Reproduce the records. Keep every word exact and include no images.

:: Extracted data ::

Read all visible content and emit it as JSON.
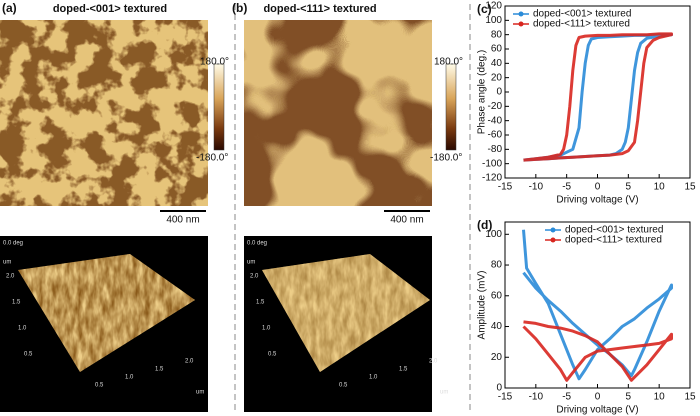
{
  "panels": [
    {
      "label": "(a)",
      "title": "doped-<001> textured",
      "colorbar": {
        "max": "180.0°",
        "min": "-180.0°"
      },
      "scale_bar": "400 nm",
      "surface": {
        "z_label": "0.0 deg",
        "unit": "um",
        "y_ticks": [
          "2.0",
          "1.5",
          "1.0",
          "0.5"
        ],
        "x_ticks": [
          "0.5",
          "1.0",
          "1.5",
          "2.0"
        ]
      }
    },
    {
      "label": "(b)",
      "title": "doped-<111> textured",
      "colorbar": {
        "max": "180.0°",
        "min": "-180.0°"
      },
      "scale_bar": "400 nm",
      "surface": {
        "z_label": "0.0 deg",
        "unit": "um",
        "y_ticks": [
          "2.0",
          "1.5",
          "1.0",
          "0.5"
        ],
        "x_ticks": [
          "0.5",
          "1.0",
          "1.5",
          "2.0"
        ]
      }
    }
  ],
  "chart_data": [
    {
      "type": "line",
      "label": "(c)",
      "x_label": "Driving voltage (V)",
      "y_label": "Phase angle (deg.)",
      "xlim": [
        -15,
        15
      ],
      "xticks": [
        -15,
        -10,
        -5,
        0,
        5,
        10,
        15
      ],
      "ylim": [
        -120,
        120
      ],
      "yticks": [
        -120,
        -100,
        -80,
        -60,
        -40,
        -20,
        0,
        20,
        40,
        60,
        80,
        100,
        120
      ],
      "legend": "upper left",
      "series": [
        {
          "name": "doped-<001> textured",
          "color": "#2a8bd8",
          "x": [
            -12,
            -10,
            -8,
            -6,
            -4,
            -2,
            0,
            2,
            3,
            4,
            4.5,
            5,
            5.5,
            6,
            6.5,
            7,
            8,
            10,
            12,
            12,
            10,
            8,
            6,
            4,
            2,
            0,
            -1,
            -1.5,
            -2,
            -2.5,
            -3,
            -4,
            -6,
            -8,
            -10,
            -12
          ],
          "values": [
            -95,
            -94,
            -93,
            -92,
            -91,
            -90,
            -89,
            -88,
            -86,
            -80,
            -70,
            -50,
            -10,
            30,
            55,
            68,
            75,
            78,
            80,
            80,
            80,
            79,
            79,
            78,
            77,
            76,
            74,
            65,
            40,
            0,
            -50,
            -80,
            -88,
            -91,
            -93,
            -95
          ]
        },
        {
          "name": "doped-<111> textured",
          "color": "#d8261f",
          "x": [
            -12,
            -10,
            -8,
            -6,
            -4,
            -2,
            0,
            2,
            4,
            5,
            6,
            6.5,
            7,
            7.5,
            8,
            9,
            10,
            12,
            12,
            10,
            8,
            6,
            4,
            2,
            0,
            -2,
            -3,
            -3.5,
            -4,
            -4.5,
            -5,
            -5.5,
            -6,
            -8,
            -10,
            -12
          ],
          "values": [
            -95,
            -94,
            -93,
            -92,
            -91,
            -90,
            -89,
            -88,
            -86,
            -82,
            -70,
            -40,
            0,
            40,
            62,
            72,
            76,
            80,
            81,
            81,
            80,
            80,
            80,
            79,
            79,
            78,
            76,
            65,
            30,
            -20,
            -60,
            -80,
            -87,
            -91,
            -93,
            -95
          ]
        }
      ]
    },
    {
      "type": "line",
      "label": "(d)",
      "x_label": "Driving voltage (V)",
      "y_label": "Amplitude (mV)",
      "xlim": [
        -15,
        15
      ],
      "xticks": [
        -15,
        -10,
        -5,
        0,
        5,
        10,
        15
      ],
      "ylim": [
        0,
        108
      ],
      "yticks": [
        0,
        20,
        40,
        60,
        80,
        100
      ],
      "legend": "upper center",
      "series": [
        {
          "name": "doped-<001> textured",
          "color": "#2a8bd8",
          "x": [
            -12,
            -11.5,
            -10,
            -8,
            -6,
            -4,
            -3,
            -2,
            0,
            2,
            4,
            6,
            8,
            10,
            12,
            12,
            10,
            8,
            6,
            5.5,
            4,
            2,
            0,
            -2,
            -4,
            -6,
            -8,
            -10,
            -12
          ],
          "values": [
            103,
            78,
            68,
            55,
            35,
            15,
            6,
            12,
            25,
            32,
            40,
            45,
            52,
            58,
            65,
            67,
            50,
            30,
            12,
            8,
            15,
            22,
            28,
            35,
            42,
            50,
            57,
            65,
            75
          ]
        },
        {
          "name": "doped-<111> textured",
          "color": "#d8261f",
          "x": [
            -12,
            -10,
            -8,
            -6,
            -5,
            -4,
            -2,
            0,
            2,
            4,
            6,
            8,
            10,
            12,
            12,
            10,
            8,
            6,
            5.5,
            5,
            4,
            2,
            0,
            -2,
            -4,
            -6,
            -8,
            -10,
            -12
          ],
          "values": [
            40,
            32,
            22,
            12,
            5,
            10,
            20,
            24,
            25,
            26,
            27,
            28,
            29,
            32,
            35,
            25,
            15,
            7,
            5,
            8,
            14,
            22,
            30,
            34,
            37,
            39,
            40,
            42,
            43
          ]
        }
      ]
    }
  ]
}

:::

● **Finished exercise**
Read all visible content and emit it as JSON.
{
  "panels": [
    {
      "label": "(a)",
      "title": "doped-<001> textured",
      "colorbar": {
        "max": "180.0°",
        "min": "-180.0°"
      },
      "scale_bar": "400 nm",
      "surface": {
        "z_label": "0.0 deg",
        "unit": "um",
        "y_ticks": [
          "2.0",
          "1.5",
          "1.0",
          "0.5"
        ],
        "x_ticks": [
          "0.5",
          "1.0",
          "1.5",
          "2.0"
        ]
      }
    },
    {
      "label": "(b)",
      "title": "doped-<111> textured",
      "colorbar": {
        "max": "180.0°",
        "min": "-180.0°"
      },
      "scale_bar": "400 nm",
      "surface": {
        "z_label": "0.0 deg",
        "unit": "um",
        "y_ticks": [
          "2.0",
          "1.5",
          "1.0",
          "0.5"
        ],
        "x_ticks": [
          "0.5",
          "1.0",
          "1.5",
          "2.0"
        ]
      }
    }
  ],
  "chart_data": [
    {
      "type": "line",
      "label": "(c)",
      "x_label": "Driving voltage (V)",
      "y_label": "Phase angle (deg.)",
      "xlim": [
        -15,
        15
      ],
      "xticks": [
        -15,
        -10,
        -5,
        0,
        5,
        10,
        15
      ],
      "ylim": [
        -120,
        120
      ],
      "yticks": [
        -120,
        -100,
        -80,
        -60,
        -40,
        -20,
        0,
        20,
        40,
        60,
        80,
        100,
        120
      ],
      "legend": "upper left",
      "series": [
        {
          "name": "doped-<001> textured",
          "color": "#2a8bd8",
          "x": [
            -12,
            -10,
            -8,
            -6,
            -4,
            -2,
            0,
            2,
            3,
            4,
            4.5,
            5,
            5.5,
            6,
            6.5,
            7,
            8,
            10,
            12,
            12,
            10,
            8,
            6,
            4,
            2,
            0,
            -1,
            -1.5,
            -2,
            -2.5,
            -3,
            -4,
            -6,
            -8,
            -10,
            -12
          ],
          "values": [
            -95,
            -94,
            -93,
            -92,
            -91,
            -90,
            -89,
            -88,
            -86,
            -80,
            -70,
            -50,
            -10,
            30,
            55,
            68,
            75,
            78,
            80,
            80,
            80,
            79,
            79,
            78,
            77,
            76,
            74,
            65,
            40,
            0,
            -50,
            -80,
            -88,
            -91,
            -93,
            -95
          ]
        },
        {
          "name": "doped-<111> textured",
          "color": "#d8261f",
          "x": [
            -12,
            -10,
            -8,
            -6,
            -4,
            -2,
            0,
            2,
            4,
            5,
            6,
            6.5,
            7,
            7.5,
            8,
            9,
            10,
            12,
            12,
            10,
            8,
            6,
            4,
            2,
            0,
            -2,
            -3,
            -3.5,
            -4,
            -4.5,
            -5,
            -5.5,
            -6,
            -8,
            -10,
            -12
          ],
          "values": [
            -95,
            -94,
            -93,
            -92,
            -91,
            -90,
            -89,
            -88,
            -86,
            -82,
            -70,
            -40,
            0,
            40,
            62,
            72,
            76,
            80,
            81,
            81,
            80,
            80,
            80,
            79,
            79,
            78,
            76,
            65,
            30,
            -20,
            -60,
            -80,
            -87,
            -91,
            -93,
            -95
          ]
        }
      ]
    },
    {
      "type": "line",
      "label": "(d)",
      "x_label": "Driving voltage (V)",
      "y_label": "Amplitude (mV)",
      "xlim": [
        -15,
        15
      ],
      "xticks": [
        -15,
        -10,
        -5,
        0,
        5,
        10,
        15
      ],
      "ylim": [
        0,
        108
      ],
      "yticks": [
        0,
        20,
        40,
        60,
        80,
        100
      ],
      "legend": "upper center",
      "series": [
        {
          "name": "doped-<001> textured",
          "color": "#2a8bd8",
          "x": [
            -12,
            -11.5,
            -10,
            -8,
            -6,
            -4,
            -3,
            -2,
            0,
            2,
            4,
            6,
            8,
            10,
            12,
            12,
            10,
            8,
            6,
            5.5,
            4,
            2,
            0,
            -2,
            -4,
            -6,
            -8,
            -10,
            -12
          ],
          "values": [
            103,
            78,
            68,
            55,
            35,
            15,
            6,
            12,
            25,
            32,
            40,
            45,
            52,
            58,
            65,
            67,
            50,
            30,
            12,
            8,
            15,
            22,
            28,
            35,
            42,
            50,
            57,
            65,
            75
          ]
        },
        {
          "name": "doped-<111> textured",
          "color": "#d8261f",
          "x": [
            -12,
            -10,
            -8,
            -6,
            -5,
            -4,
            -2,
            0,
            2,
            4,
            6,
            8,
            10,
            12,
            12,
            10,
            8,
            6,
            5.5,
            5,
            4,
            2,
            0,
            -2,
            -4,
            -6,
            -8,
            -10,
            -12
          ],
          "values": [
            40,
            32,
            22,
            12,
            5,
            10,
            20,
            24,
            25,
            26,
            27,
            28,
            29,
            32,
            35,
            25,
            15,
            7,
            5,
            8,
            14,
            22,
            30,
            34,
            37,
            39,
            40,
            42,
            43
          ]
        }
      ]
    }
  ]
}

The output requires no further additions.